EXTRAIT DU DOCUMENT:

──────

Suite à nos échanges sur Brocéliande avec Myrdinn, j'ai eu envie de relire L'Enchanteur pour retrouver la description de l'espluméor. Au début du volume, qui regroupe, de manière un peu anarchique sous le nom de "Romans merveilleux" (Presses de la Cité, coll. Omnibus, 1995) plusieurs de ses romans (certains autobiographiques comme Tarendol et La charrette bleue, mais aussi L'Echanteur, Les Dames à la Licorne et Les Jours du monde, écrits avec Olenka de Veer), je tombe sur un texte écrit en 1985, peu avant sa mort et qui est, en quelque sorte, son testament littéraire et philosophique. Je ne peux résister à vous en citer quelques extraits.


"24 janvier 1985 : Je suis entré ce matin dans ma soixante-quinzième année. Ca commence à faire beaucoup. J'aime la vie, chaque seconde de ma vie. Je n'ai jamais été indifférent, j'ai regardé, écouté, goûté, touché, respiré, aimé. Aimé toute chose et toutes choses, belles et laides, émerveillé par les miracles qui m'entourent et dont je suis fait. Je suis un univers de miracles. Je le sais. Bonheur de sentir le stylo entre mes doigts, et la fraîcheur du papier sous ma main, et de voir le petit serpent de l'écriture dessiner son chemin comme je l'ai voulu et comme il le veut. Bonheur de me savoir vivant et de savoir autour de moi l'univers en marche (...). Essayer de comprendre ? Impossible. Démesure. Mais s'émerveiller de la grandeur infinie, si bien finie en chaque poussière de poussière. Et de l'ingéniosité de chaque détail (...) Vide, tout est vide, disait l'Ecclésiaste. Et ce vide est si [ingénieusement ordonné mots barrés et remplacés par :] méticuleusement et grandiosement ordonné qu'il emplit et construit et anime le vivant et la brique, la brique est vivante (...) Je n'ai pas envie de mourir, mais je crois que j'ai assez vécu. Chaque instant est l'éternité. Je sais que ceux qui m'attendent ne m'apporteront rien de plus (...) Je me suis bien nourri d'être autant que je pouvais, à ma dimension, et de petit savoir, et de grande joie émerveillée. Et maintenant, je voudrais faire comme mon chat après son repas : m'endormir."

──────

DONNÉES ENREGISTRÉES:
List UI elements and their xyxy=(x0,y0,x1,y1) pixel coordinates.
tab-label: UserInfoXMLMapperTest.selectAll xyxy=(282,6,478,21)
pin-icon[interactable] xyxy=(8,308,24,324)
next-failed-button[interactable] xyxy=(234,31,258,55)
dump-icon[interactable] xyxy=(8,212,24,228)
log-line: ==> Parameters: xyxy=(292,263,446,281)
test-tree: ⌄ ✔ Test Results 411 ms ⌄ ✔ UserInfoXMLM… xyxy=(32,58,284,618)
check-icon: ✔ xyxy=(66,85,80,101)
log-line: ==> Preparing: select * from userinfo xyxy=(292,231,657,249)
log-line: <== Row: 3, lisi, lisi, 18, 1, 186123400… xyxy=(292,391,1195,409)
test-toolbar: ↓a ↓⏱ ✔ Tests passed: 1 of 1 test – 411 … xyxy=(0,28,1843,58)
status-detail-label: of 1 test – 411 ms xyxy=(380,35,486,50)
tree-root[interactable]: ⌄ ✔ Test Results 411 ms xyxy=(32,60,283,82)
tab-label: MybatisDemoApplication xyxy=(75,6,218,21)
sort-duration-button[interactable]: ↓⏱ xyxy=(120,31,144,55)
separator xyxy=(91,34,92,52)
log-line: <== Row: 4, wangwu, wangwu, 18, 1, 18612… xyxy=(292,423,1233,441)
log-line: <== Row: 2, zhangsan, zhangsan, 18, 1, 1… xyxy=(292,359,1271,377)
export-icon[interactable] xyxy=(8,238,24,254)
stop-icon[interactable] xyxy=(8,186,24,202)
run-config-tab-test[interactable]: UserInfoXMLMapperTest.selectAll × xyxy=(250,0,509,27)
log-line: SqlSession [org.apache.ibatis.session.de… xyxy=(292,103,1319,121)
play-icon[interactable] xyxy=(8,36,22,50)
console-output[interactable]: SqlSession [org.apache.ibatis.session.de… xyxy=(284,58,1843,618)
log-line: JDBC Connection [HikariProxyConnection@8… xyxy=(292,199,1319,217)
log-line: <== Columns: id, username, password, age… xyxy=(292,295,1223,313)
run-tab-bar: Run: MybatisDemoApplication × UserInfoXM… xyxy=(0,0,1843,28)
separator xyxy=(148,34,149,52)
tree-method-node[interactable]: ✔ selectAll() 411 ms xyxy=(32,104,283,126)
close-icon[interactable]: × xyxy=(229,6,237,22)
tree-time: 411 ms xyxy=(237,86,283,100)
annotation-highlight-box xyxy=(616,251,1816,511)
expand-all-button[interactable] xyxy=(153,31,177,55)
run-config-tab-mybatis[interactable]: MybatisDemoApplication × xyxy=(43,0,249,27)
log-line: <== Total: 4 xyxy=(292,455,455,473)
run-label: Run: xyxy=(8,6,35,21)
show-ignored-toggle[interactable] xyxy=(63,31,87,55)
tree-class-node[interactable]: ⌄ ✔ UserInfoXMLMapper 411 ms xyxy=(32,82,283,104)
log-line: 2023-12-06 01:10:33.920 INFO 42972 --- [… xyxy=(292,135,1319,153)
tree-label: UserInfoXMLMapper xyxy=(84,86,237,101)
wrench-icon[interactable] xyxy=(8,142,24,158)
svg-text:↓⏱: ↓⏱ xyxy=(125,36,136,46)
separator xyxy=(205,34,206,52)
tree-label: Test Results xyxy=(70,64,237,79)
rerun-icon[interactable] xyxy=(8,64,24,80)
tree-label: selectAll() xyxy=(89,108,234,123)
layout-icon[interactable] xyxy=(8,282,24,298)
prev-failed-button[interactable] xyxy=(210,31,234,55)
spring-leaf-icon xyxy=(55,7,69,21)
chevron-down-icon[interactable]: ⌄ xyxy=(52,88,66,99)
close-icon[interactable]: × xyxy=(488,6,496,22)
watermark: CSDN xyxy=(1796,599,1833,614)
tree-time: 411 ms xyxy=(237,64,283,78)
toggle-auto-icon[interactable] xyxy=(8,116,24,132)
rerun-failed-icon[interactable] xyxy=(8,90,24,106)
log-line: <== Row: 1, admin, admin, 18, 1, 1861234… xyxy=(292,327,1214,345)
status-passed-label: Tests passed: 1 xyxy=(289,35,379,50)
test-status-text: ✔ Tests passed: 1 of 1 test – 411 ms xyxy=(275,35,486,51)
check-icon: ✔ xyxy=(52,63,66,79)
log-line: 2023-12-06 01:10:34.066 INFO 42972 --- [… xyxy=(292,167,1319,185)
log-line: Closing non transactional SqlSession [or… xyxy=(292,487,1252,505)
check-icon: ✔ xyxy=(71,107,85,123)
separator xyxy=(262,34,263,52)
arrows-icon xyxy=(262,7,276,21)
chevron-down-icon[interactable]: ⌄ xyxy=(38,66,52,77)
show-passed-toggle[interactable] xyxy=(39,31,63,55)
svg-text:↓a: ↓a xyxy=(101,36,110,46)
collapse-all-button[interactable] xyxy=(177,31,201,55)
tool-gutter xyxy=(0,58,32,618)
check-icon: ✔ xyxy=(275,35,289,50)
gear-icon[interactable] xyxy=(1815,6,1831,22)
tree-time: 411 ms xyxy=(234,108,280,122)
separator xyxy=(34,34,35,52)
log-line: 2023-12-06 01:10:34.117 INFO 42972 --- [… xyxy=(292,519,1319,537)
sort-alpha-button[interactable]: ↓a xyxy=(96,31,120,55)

──────

CONSIGNES À SUIVRE:
[A] D'après l'extrait sur L'Enchanteur, chez quel éditeur et dans quelle collection le volume « Romans merveilleux » a-t-il paru ?
[B] Recopiez à l'identique, dans l'extrait sur L'Enchanteur, le passage qui va de « Suite à nos » jusqu'à « citer quelques extraits. ».
[C] Rédigez la suite de l'extrait sur L'Enchanteur à partir de sa dernière phrase.
Les enregistrements n'interviennent en rien ici.

RÉPONSES NUMÉROTÉES:
[A] Aux Presses de la Cité, dans la collection Omnibus, en 1995.

[B]
Suite à nos échanges sur Brocéliande avec Myrdinn, j'ai eu envie de relire L'Enchanteur pour retrouver la description de l'espluméor. Au début du volume, qui regroupe, de manière un peu anarchique sous le nom de "Romans merveilleux" (Presses de la Cité, coll. Omnibus, 1995) plusieurs de ses romans (certains autobiographiques comme Tarendol et La charrette bleue, mais aussi L'Echanteur, Les Dames à la Licorne et Les Jours du monde, écrits avec Olenka de Veer), je tombe sur un texte écrit en 1985, peu avant sa mort et qui est, en quelque sorte, son testament littéraire et philosophique. Je ne peux résister à vous en citer quelques extraits.

[C]
René Barjavel est mort quelques mois après avoir écrit ce texte-confession magnifique, très exactement le 24 novembre 1985. Il est enterré dans le petit village de Tarendol, titre d'une de ses oeuvres, face au Mont Ventoux. 

Sur René Barjavel voir aussi : http://fr.wikipedia.org/wiki/Ren%C3%A9_Barjavel

[1] Le roman était prévu, à l'origine, pour être le scénario d'un film que devait réaliser André Cayatte. Malgré l'énorme succès de 2001, l'odyssée de l'espace, la frilosité des producteurs français envers la science-fiction était telle à l'époque, qu'aucun d'entre eux ne voulut tenter l'expérience. Je ne sais pas à quelle date le roman fut publié en feuilleton par le Dauphiné Libéré. D'abord refusé par Denoël, l'éditeur où Barjavel, déjà connu, publiait ses livres, c'est un autre éditeur, Les Presses de la Cité, qui accepta sa publication, et bien lui en a pris puisque le roman devint un best-seller.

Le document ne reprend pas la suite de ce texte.